[To do]:
Find all the lines with "Seremban" and gather them.

[Data]:
____
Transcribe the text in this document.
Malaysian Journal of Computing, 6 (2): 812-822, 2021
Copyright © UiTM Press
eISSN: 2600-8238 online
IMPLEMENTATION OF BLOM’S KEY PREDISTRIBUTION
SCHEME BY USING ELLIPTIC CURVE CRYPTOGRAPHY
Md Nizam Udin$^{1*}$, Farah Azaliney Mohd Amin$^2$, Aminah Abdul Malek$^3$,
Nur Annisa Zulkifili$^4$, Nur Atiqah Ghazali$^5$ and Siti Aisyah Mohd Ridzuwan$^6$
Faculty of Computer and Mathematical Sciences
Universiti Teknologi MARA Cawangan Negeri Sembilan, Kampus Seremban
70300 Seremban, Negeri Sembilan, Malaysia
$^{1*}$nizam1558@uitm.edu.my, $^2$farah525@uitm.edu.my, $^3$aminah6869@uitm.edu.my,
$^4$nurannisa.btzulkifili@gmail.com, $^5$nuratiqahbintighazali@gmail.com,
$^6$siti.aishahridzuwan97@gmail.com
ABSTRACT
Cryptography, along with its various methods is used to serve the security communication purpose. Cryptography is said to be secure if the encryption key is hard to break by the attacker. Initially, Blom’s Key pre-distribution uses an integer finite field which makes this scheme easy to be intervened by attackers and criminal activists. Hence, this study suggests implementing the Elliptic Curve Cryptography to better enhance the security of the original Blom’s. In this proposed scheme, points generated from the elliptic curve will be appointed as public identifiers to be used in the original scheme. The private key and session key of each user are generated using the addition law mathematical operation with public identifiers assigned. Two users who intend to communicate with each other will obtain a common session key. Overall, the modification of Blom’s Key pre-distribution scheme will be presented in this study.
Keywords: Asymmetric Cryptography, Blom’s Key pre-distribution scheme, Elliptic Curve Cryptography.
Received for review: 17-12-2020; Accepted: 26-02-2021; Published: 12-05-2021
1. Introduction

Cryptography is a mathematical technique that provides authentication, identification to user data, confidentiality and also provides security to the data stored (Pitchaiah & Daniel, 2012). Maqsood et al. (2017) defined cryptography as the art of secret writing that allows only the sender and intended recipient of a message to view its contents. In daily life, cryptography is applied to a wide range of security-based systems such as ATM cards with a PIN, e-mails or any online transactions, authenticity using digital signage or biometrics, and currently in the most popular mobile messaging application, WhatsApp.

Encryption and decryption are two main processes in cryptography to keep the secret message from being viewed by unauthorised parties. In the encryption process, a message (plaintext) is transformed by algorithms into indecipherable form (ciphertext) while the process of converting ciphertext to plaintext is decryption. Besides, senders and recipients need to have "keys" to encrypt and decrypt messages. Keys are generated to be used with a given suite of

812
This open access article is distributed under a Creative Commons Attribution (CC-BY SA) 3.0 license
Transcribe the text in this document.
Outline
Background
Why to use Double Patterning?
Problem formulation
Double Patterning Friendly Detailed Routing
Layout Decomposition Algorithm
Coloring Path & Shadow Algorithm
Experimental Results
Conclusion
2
____
[Solution]:
Universiti Teknologi MARA Cawangan Negeri Sembilan, Kampus Seremban
70300 Seremban, Negeri Sembilan, Malaysia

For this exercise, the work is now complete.